§ 本文抜粋:
____

Phalaenopsis kunstleri

1.生息分布

マレーシヤ(Johore州、Perak州、Borneo Sabah)
ミャンマー

2.生息環境

  海抜300-1,800m。温度22‐32C、湿度75‐82%。

3.形状

3-1 花


1. 花被片
 花被片は黄色をベースに花被片中央から基部寄りに栗色の大きな斑点が入る。花径3-3.5cm。花被片の外縁はPhal. fuscata程ではないが、僅かに後方に反る。本種はPhal. fuscataPhal. viridisと花被片の模様は類似し、特にPhal. fuscataとは花被片形状iや色合いからは区別できない。このためPhal. fuscataとは別種ではなく変種とする説もある。その両者の同定方法としてE.A.Christenson氏著書Phalaenopsis A Monographでは、カルス形状、蕊柱形状の違いを挙げている。しかしこれまでの実態からは蕊柱の相違は曖昧で、当サイトしてはカルス形状から分類することにした。

 花は細く長い花茎を伸ばし花茎あたり先端に3‐4輪が開花する。一般的にPhal. viridisのような多輪花ではない。開花期は早春から初夏。夜に微香を放つ数少ない種である。花名は収集家H.H.Kunstlerの名前に由来。

____

§ 提供資料:
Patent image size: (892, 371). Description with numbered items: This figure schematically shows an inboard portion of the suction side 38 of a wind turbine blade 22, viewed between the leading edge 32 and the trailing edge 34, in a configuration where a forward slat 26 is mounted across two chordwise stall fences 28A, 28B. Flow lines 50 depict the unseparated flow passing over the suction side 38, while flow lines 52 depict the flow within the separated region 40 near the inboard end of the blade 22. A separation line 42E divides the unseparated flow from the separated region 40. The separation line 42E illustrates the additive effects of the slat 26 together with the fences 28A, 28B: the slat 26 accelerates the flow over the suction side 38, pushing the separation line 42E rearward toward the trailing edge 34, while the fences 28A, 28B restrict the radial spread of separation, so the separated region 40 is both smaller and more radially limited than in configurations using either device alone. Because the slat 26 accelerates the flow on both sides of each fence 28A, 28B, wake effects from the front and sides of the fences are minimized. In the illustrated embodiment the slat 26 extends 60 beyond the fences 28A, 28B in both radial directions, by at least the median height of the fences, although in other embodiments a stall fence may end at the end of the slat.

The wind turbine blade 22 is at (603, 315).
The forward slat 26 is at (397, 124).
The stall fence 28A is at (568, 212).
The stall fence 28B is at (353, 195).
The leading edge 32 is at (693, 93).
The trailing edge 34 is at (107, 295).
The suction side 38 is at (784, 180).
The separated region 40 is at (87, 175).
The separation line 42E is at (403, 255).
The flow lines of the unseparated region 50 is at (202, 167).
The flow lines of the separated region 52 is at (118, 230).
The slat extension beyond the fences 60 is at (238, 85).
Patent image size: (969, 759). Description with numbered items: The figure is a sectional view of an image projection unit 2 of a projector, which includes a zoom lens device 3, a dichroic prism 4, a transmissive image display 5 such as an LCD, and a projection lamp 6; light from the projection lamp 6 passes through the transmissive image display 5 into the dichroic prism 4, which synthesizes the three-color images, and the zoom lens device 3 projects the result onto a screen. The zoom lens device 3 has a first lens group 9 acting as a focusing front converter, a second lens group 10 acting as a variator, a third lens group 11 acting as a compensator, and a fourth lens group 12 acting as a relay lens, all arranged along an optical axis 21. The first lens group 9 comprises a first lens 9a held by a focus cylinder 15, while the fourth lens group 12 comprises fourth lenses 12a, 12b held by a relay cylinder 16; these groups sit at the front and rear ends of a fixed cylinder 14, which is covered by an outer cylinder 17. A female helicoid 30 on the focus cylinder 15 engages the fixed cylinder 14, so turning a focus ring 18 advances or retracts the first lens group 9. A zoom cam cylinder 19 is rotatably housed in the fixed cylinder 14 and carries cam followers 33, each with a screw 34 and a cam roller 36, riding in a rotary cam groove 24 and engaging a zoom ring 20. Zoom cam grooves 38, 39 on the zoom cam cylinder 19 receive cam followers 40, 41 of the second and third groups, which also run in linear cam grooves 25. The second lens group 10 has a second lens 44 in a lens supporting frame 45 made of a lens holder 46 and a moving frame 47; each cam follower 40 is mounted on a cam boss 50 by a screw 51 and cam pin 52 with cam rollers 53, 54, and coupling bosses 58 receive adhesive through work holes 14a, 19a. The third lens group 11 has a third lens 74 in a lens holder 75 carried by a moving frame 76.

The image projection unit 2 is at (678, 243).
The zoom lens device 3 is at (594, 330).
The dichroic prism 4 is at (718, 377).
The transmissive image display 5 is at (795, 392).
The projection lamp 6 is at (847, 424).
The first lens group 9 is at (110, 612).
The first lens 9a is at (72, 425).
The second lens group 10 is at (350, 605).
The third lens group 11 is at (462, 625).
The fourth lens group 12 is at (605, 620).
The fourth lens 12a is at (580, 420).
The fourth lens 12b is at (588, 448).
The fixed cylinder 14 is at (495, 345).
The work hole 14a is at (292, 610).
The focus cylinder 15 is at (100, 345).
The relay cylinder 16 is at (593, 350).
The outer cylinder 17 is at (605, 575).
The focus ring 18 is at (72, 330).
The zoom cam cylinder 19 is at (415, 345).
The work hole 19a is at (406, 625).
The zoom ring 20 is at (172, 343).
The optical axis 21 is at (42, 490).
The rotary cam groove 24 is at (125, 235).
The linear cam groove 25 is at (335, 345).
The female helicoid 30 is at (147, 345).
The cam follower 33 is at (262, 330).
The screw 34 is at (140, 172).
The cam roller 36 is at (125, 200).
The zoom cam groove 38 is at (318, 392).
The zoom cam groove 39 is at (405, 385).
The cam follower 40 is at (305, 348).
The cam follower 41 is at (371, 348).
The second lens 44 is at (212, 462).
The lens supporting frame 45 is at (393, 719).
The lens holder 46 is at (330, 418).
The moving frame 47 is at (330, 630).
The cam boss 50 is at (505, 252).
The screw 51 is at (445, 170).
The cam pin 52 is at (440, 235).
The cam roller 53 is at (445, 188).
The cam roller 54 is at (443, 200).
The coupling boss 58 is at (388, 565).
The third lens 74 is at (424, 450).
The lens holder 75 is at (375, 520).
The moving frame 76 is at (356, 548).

____

§ 作業内容: 上にあるPhalaenopsis kunstleriの本文を、一字も変えずに全文もう一度書き出してもらえますか。

§ 結果:
Phalaenopsis kunstleri

1.生息分布

マレーシヤ(Johore州、Perak州、Borneo Sabah)
ミャンマー

2.生息環境

  海抜300-1,800m。温度22‐32C、湿度75‐82%。

3.形状

3-1 花


1. 花被片
 花被片は黄色をベースに花被片中央から基部寄りに栗色の大きな斑点が入る。花径3-3.5cm。花被片の外縁はPhal. fuscata程ではないが、僅かに後方に反る。本種はPhal. fuscataPhal. viridisと花被片の模様は類似し、特にPhal. fuscataとは花被片形状iや色合いからは区別できない。このためPhal. fuscataとは別種ではなく変種とする説もある。その両者の同定方法としてE.A.Christenson氏著書Phalaenopsis A Monographでは、カルス形状、蕊柱形状の違いを挙げている。しかしこれまでの実態からは蕊柱の相違は曖昧で、当サイトしてはカルス形状から分類することにした。

 花は細く長い花茎を伸ばし花茎あたり先端に3‐4輪が開花する。一般的にPhal. viridisのような多輪花ではない。開花期は早春から初夏。夜に微香を放つ数少ない種である。花名は収集家H.H.Kunstlerの名前に由来。